_Directive:_ Search the material for "icon" and show all lines that contain it.

_Records provided:_
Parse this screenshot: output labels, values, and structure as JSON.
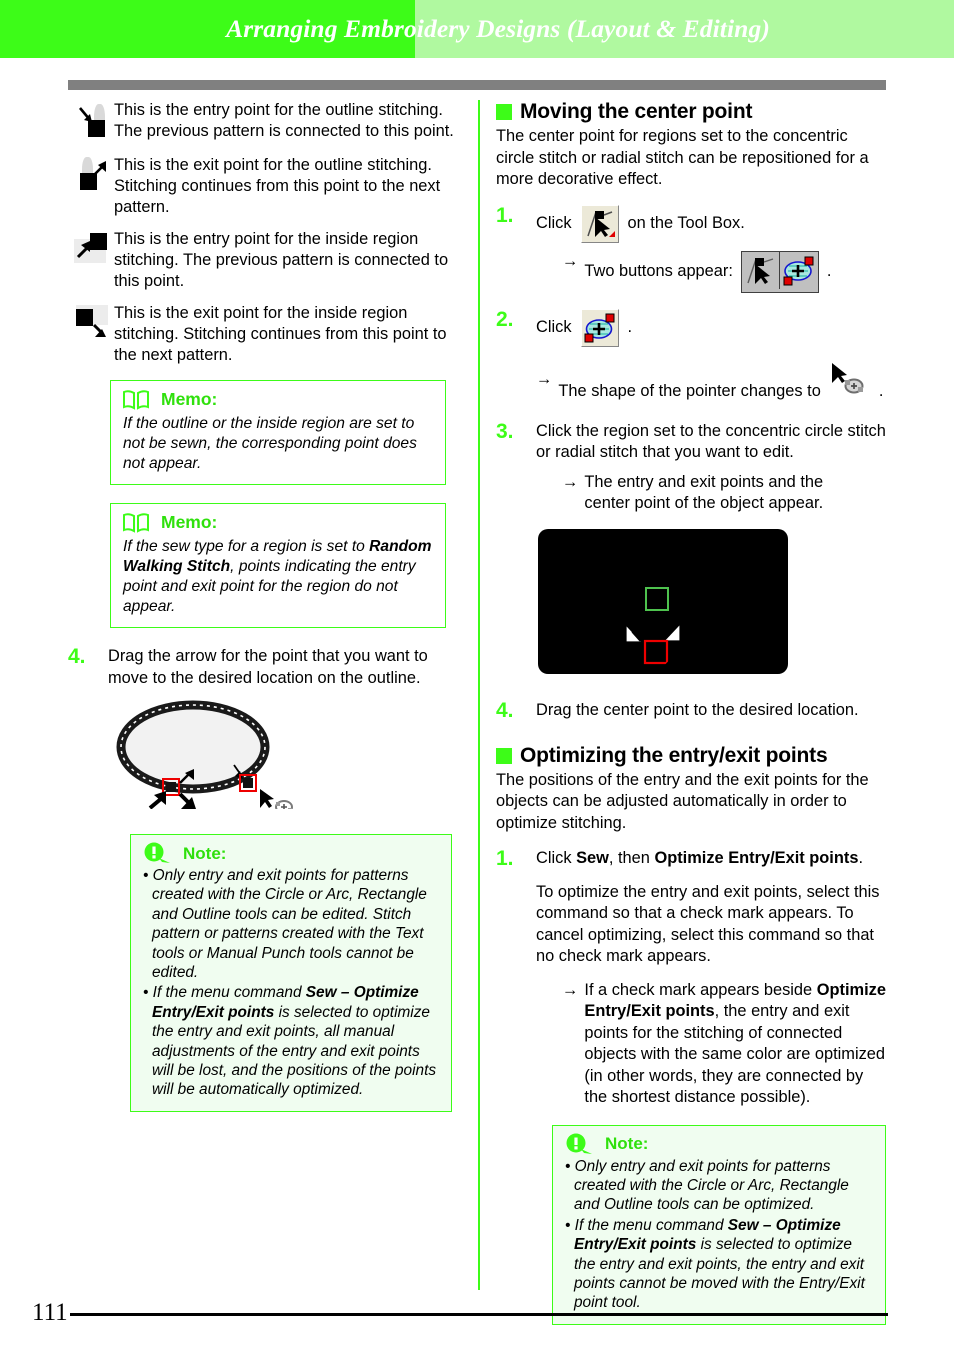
{
  "header": {
    "title": "Arranging Embroidery Designs (Layout & Editing)",
    "accent_bright": "#3dfc18",
    "accent_light": "#b0f9a0",
    "rule_color": "#808080"
  },
  "footer": {
    "page_number": "111"
  },
  "left_column": {
    "definitions": [
      {
        "icon": "entry-point-outline-icon",
        "text": "This is the entry point for the outline stitching. The previous pattern is connected to this point."
      },
      {
        "icon": "exit-point-outline-icon",
        "text": "This is the exit point for the outline stitching. Stitching continues from this point to the next pattern."
      },
      {
        "icon": "entry-point-region-icon",
        "text": "This is the entry point for the inside region stitching. The previous pattern is connected to this point."
      },
      {
        "icon": "exit-point-region-icon",
        "text": "This is the exit point for the inside region stitching. Stitching continues from this point to the next pattern."
      }
    ],
    "memo1": {
      "label": "Memo:",
      "body": "If the outline or the inside region are set to not be sewn, the corresponding point does not appear."
    },
    "memo2": {
      "label": "Memo:",
      "body_prefix": "If the sew type for a region is set to ",
      "body_bold": "Random Walking Stitch",
      "body_suffix": ", points indicating the entry point and exit point for the region do not appear."
    },
    "step4": {
      "number": "4.",
      "text": "Drag the arrow for the point that you want to move to the desired location on the outline."
    },
    "note": {
      "label": "Note:",
      "bullet1": "Only entry and exit points for patterns created with the Circle or Arc, Rectangle and Outline tools can be edited. Stitch pattern or patterns created with the Text tools or Manual Punch tools cannot be edited.",
      "bullet2_a": "If the menu command ",
      "bullet2_b": "Sew",
      "bullet2_c": " – ",
      "bullet2_d": "Optimize Entry/Exit points",
      "bullet2_e": " is selected to optimize the entry and exit points, all manual adjustments of the entry and exit points will be lost, and the positions of the points will be automatically optimized."
    }
  },
  "right_column": {
    "section1": {
      "title": "Moving the center point",
      "intro": "The center point for regions set to the concentric circle stitch or radial stitch can be repositioned for a more decorative effect.",
      "step1": {
        "number": "1.",
        "text_before": "Click",
        "text_after": "on the Tool Box.",
        "icon": "entry-exit-point-tool-icon",
        "arrow_text": "Two buttons appear:",
        "arrow_icon_1": "entry-exit-point-button-icon",
        "arrow_icon_2": "center-point-button-icon",
        "arrow_suffix": "."
      },
      "step2": {
        "number": "2.",
        "text_before": "Click",
        "icon": "center-point-tool-icon",
        "text_after": ".",
        "arrow_text": "The shape of the pointer changes to",
        "arrow_icon": "center-point-pointer-icon",
        "arrow_suffix": "."
      },
      "step3": {
        "number": "3.",
        "text": "Click the region set to the concentric circle stitch or radial stitch that you want to edit.",
        "arrow_text": "The entry and exit points and the center point of the object appear.",
        "figure": "design-canvas-entry-exit-center-points"
      },
      "step4": {
        "number": "4.",
        "text": "Drag the center point to the desired location."
      }
    },
    "section2": {
      "title": "Optimizing the entry/exit points",
      "intro": "The positions of the entry and the exit points for the objects can be adjusted automatically in order to optimize stitching.",
      "step1": {
        "number": "1.",
        "line_a": "Click ",
        "line_b": "Sew",
        "line_c": ", then ",
        "line_d": "Optimize Entry/Exit points",
        "line_e": ".",
        "paragraph": "To optimize the entry and exit points, select this command so that a check mark appears. To cancel optimizing, select this command so that no check mark appears.",
        "arrow_a": "If a check mark appears beside ",
        "arrow_b": "Optimize Entry/Exit points",
        "arrow_c": ", the entry and exit points for the stitching of connected objects with the same color are optimized (in other words, they are connected by the shortest distance possible)."
      },
      "note": {
        "label": "Note:",
        "bullet1": "Only entry and exit points for patterns created with the Circle or Arc, Rectangle and Outline tools can be optimized.",
        "bullet2_a": "If the menu command ",
        "bullet2_b": "Sew",
        "bullet2_c": " – ",
        "bullet2_d": "Optimize Entry/Exit points",
        "bullet2_e": " is selected to optimize the entry and exit points, the entry and exit points cannot be moved with the Entry/Exit point tool."
      }
    }
  }
}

_Answer in full:_
        "icon": "entry-point-outline-icon",
        "icon": "exit-point-outline-icon",
        "icon": "entry-point-region-icon",
        "icon": "exit-point-region-icon",
        "icon": "entry-exit-point-tool-icon",
        "arrow_icon_1": "entry-exit-point-button-icon",
        "arrow_icon_2": "center-point-button-icon",
        "icon": "center-point-tool-icon",
        "arrow_icon": "center-point-pointer-icon",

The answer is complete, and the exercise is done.